Instructions to follow:
In this exercise, copy exactly the lines from the one that contains "Transcribe this image's" through the end of the entries below; pictures are not copied.

Exercise input:
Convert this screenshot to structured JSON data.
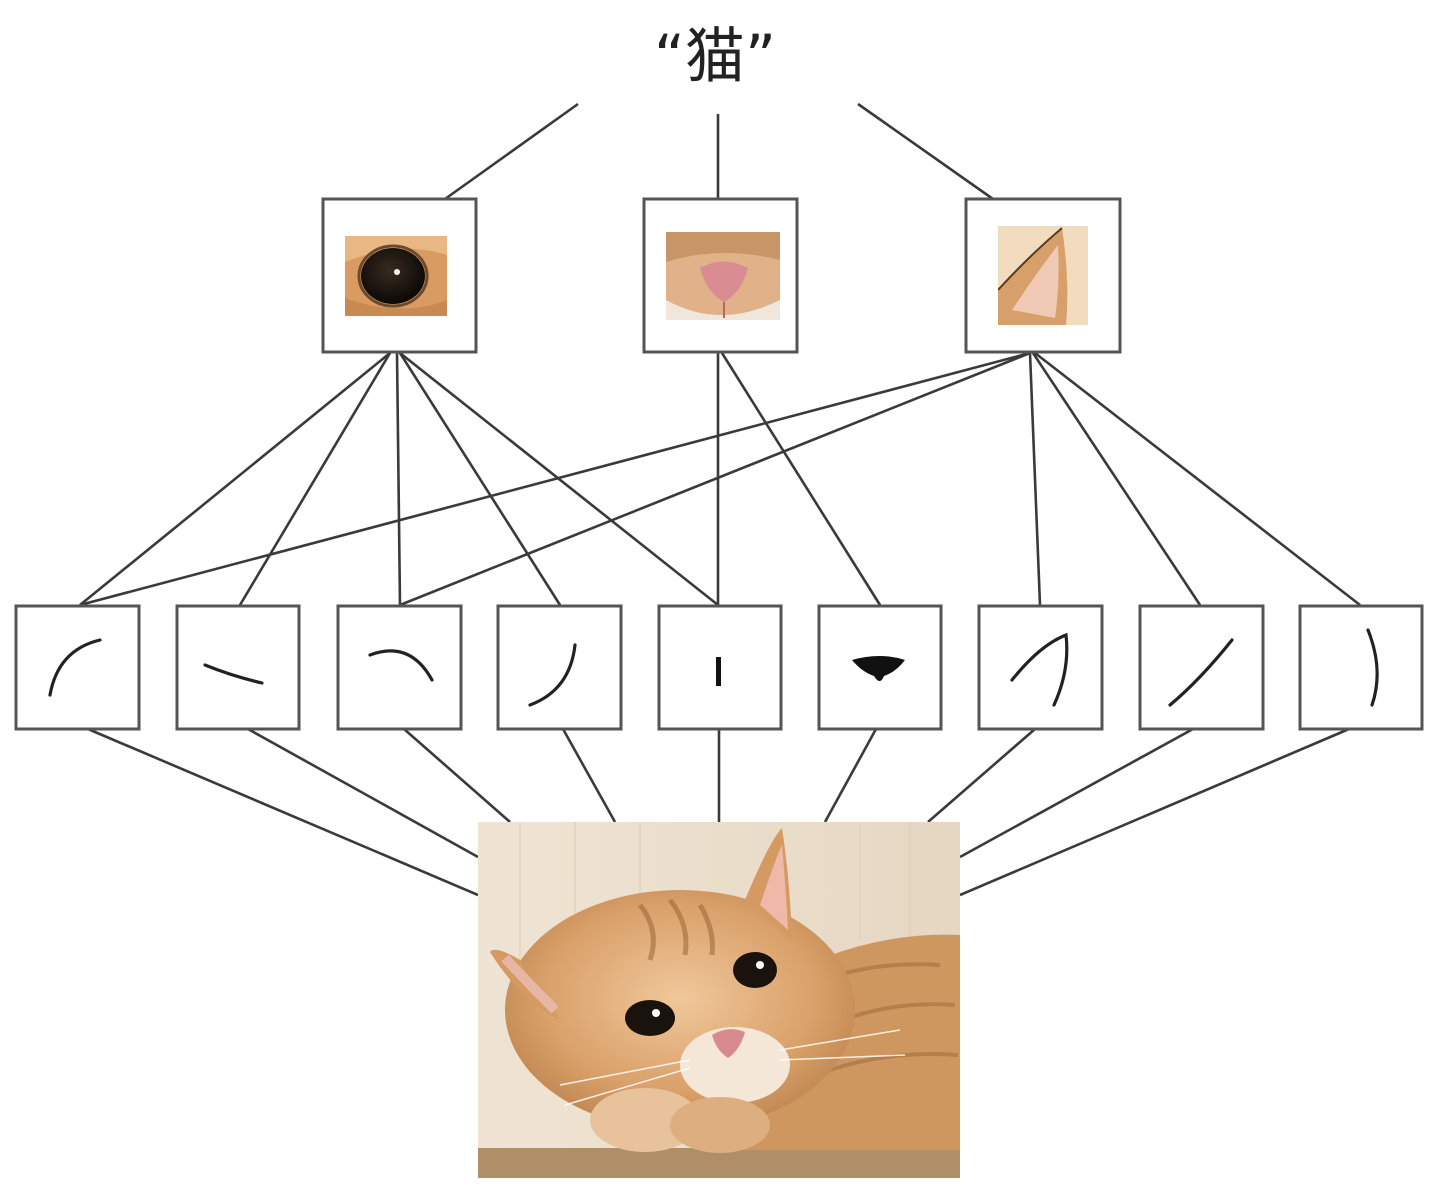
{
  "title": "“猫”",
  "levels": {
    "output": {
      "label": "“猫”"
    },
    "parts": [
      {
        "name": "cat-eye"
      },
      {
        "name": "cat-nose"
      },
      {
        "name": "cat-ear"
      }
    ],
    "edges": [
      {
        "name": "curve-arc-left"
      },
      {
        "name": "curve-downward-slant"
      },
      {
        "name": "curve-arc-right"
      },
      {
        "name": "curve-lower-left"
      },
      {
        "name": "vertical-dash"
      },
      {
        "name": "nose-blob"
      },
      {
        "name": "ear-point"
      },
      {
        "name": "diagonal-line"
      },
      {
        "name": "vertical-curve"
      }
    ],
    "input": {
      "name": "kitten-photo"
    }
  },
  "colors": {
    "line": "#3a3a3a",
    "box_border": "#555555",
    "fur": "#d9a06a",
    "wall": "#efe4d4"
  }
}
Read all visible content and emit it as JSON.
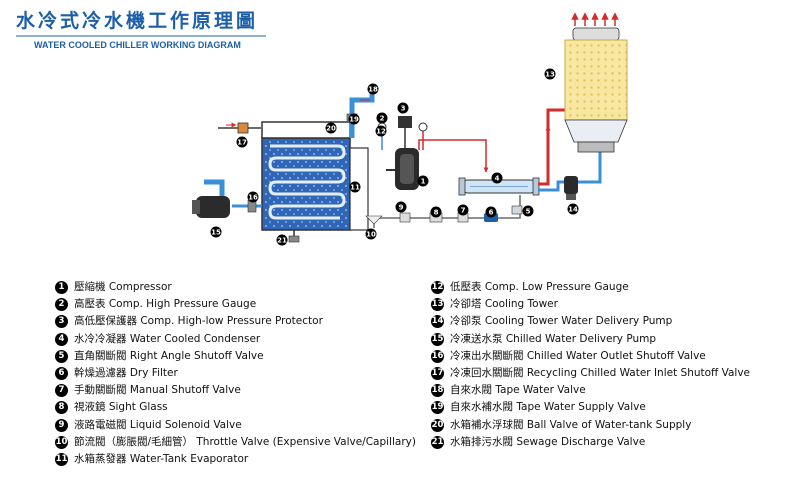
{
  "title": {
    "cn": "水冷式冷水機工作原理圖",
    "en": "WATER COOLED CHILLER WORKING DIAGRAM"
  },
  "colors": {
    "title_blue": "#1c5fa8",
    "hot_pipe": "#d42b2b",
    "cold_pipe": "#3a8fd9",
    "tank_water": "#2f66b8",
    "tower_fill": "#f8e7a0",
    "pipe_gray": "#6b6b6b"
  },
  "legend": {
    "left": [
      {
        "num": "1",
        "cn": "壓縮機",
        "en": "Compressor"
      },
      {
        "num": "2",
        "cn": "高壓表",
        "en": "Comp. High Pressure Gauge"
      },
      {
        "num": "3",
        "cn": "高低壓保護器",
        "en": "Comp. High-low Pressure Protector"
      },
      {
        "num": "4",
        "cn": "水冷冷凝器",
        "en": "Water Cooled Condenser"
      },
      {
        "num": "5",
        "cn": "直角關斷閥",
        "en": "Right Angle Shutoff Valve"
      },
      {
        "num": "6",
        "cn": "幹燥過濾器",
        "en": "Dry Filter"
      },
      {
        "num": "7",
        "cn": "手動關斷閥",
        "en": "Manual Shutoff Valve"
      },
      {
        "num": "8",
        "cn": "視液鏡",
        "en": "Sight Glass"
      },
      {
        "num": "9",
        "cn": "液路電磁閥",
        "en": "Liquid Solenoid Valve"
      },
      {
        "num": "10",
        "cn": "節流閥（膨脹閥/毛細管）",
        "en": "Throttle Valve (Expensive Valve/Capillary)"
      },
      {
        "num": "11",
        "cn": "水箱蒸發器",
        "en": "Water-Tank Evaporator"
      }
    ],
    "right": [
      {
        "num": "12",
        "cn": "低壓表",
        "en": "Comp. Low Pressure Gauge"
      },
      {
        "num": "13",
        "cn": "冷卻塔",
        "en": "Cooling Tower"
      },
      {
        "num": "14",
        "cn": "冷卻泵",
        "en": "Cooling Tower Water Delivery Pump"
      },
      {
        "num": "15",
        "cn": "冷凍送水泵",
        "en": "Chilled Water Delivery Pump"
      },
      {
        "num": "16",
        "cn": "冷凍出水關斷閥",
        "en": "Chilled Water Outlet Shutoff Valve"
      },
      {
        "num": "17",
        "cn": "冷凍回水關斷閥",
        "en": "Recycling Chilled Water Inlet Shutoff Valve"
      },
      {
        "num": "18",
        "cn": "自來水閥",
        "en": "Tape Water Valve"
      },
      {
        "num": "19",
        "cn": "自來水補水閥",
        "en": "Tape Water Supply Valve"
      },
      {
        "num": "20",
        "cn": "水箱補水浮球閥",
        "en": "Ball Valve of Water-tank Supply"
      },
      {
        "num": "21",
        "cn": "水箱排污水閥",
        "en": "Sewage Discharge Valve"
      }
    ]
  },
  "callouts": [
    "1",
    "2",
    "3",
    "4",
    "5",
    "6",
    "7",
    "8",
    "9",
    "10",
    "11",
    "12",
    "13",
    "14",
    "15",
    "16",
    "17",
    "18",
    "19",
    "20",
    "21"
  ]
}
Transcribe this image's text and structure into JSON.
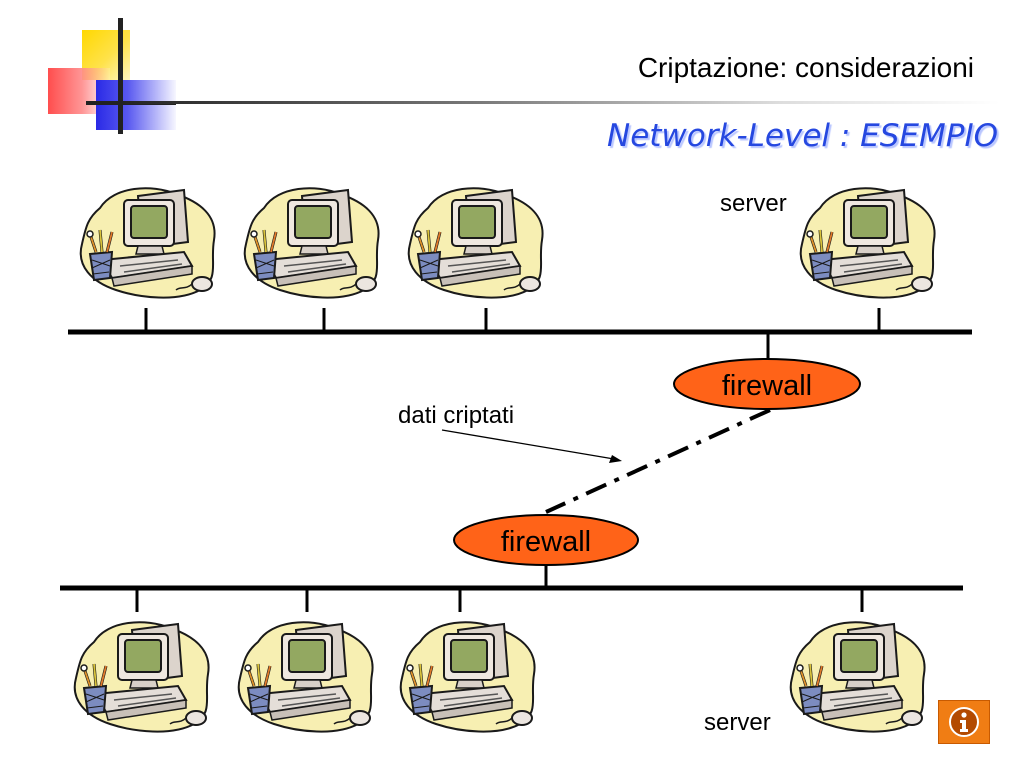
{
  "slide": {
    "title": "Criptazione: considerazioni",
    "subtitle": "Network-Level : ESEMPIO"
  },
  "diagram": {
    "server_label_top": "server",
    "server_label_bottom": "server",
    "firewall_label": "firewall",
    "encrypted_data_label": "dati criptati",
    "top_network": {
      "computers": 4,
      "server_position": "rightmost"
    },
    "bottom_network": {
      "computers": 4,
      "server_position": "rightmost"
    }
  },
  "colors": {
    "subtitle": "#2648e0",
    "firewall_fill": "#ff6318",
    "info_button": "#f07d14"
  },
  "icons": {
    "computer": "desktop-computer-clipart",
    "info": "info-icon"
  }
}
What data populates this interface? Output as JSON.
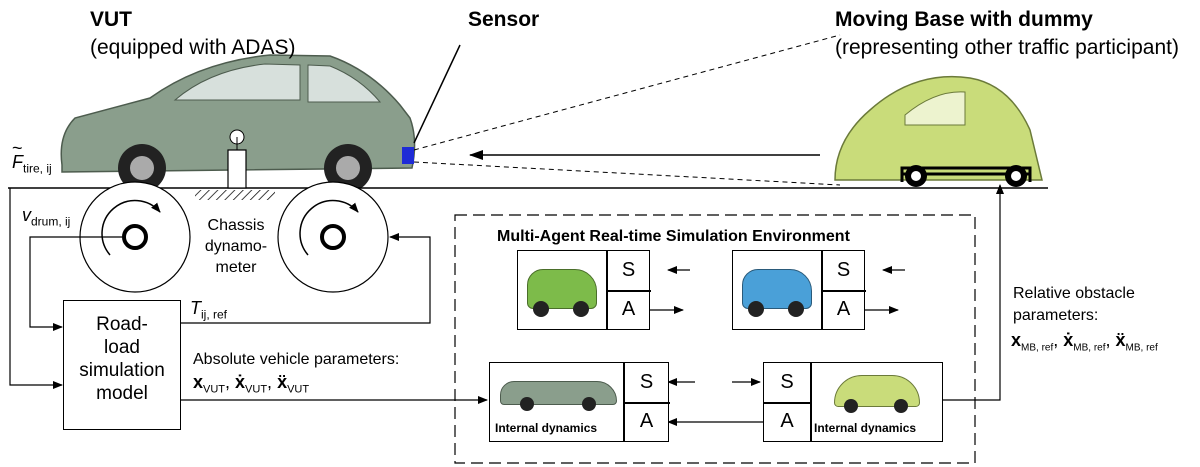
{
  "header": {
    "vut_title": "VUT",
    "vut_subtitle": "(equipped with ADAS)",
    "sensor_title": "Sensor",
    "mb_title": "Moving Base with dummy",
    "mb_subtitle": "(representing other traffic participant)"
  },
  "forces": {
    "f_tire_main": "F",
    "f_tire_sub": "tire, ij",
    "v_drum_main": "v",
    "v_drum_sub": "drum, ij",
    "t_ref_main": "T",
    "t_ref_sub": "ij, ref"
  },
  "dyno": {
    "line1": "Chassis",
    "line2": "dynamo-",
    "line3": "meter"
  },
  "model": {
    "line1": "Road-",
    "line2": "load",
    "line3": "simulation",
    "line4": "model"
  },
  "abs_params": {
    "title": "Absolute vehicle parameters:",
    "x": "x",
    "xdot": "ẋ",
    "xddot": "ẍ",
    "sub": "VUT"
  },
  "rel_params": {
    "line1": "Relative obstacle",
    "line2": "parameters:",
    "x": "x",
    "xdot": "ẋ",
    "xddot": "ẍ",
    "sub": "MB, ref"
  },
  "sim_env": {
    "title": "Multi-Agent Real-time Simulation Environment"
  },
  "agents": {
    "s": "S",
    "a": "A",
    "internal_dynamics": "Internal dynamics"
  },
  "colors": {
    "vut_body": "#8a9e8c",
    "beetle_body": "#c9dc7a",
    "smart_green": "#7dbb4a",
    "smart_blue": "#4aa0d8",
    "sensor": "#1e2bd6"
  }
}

Answer to the task:
Transcribe this image's text and structure into JSON.
{
  "slide": {
    "title": "Criptazione: considerazioni",
    "subtitle": "Network-Level : ESEMPIO"
  },
  "diagram": {
    "server_label_top": "server",
    "server_label_bottom": "server",
    "firewall_label": "firewall",
    "encrypted_data_label": "dati criptati",
    "top_network": {
      "computers": 4,
      "server_position": "rightmost"
    },
    "bottom_network": {
      "computers": 4,
      "server_position": "rightmost"
    }
  },
  "colors": {
    "subtitle": "#2648e0",
    "firewall_fill": "#ff6318",
    "info_button": "#f07d14"
  },
  "icons": {
    "computer": "desktop-computer-clipart",
    "info": "info-icon"
  }
}
What data populates this interface? Output as JSON.
{
  "header": {
    "vut_title": "VUT",
    "vut_subtitle": "(equipped with ADAS)",
    "sensor_title": "Sensor",
    "mb_title": "Moving Base with dummy",
    "mb_subtitle": "(representing other traffic participant)"
  },
  "forces": {
    "f_tire_main": "F",
    "f_tire_sub": "tire, ij",
    "v_drum_main": "v",
    "v_drum_sub": "drum, ij",
    "t_ref_main": "T",
    "t_ref_sub": "ij, ref"
  },
  "dyno": {
    "line1": "Chassis",
    "line2": "dynamo-",
    "line3": "meter"
  },
  "model": {
    "line1": "Road-",
    "line2": "load",
    "line3": "simulation",
    "line4": "model"
  },
  "abs_params": {
    "title": "Absolute vehicle parameters:",
    "x": "x",
    "xdot": "ẋ",
    "xddot": "ẍ",
    "sub": "VUT"
  },
  "rel_params": {
    "line1": "Relative obstacle",
    "line2": "parameters:",
    "x": "x",
    "xdot": "ẋ",
    "xddot": "ẍ",
    "sub": "MB, ref"
  },
  "sim_env": {
    "title": "Multi-Agent Real-time Simulation Environment"
  },
  "agents": {
    "s": "S",
    "a": "A",
    "internal_dynamics": "Internal dynamics"
  },
  "colors": {
    "vut_body": "#8a9e8c",
    "beetle_body": "#c9dc7a",
    "smart_green": "#7dbb4a",
    "smart_blue": "#4aa0d8",
    "sensor": "#1e2bd6"
  }
}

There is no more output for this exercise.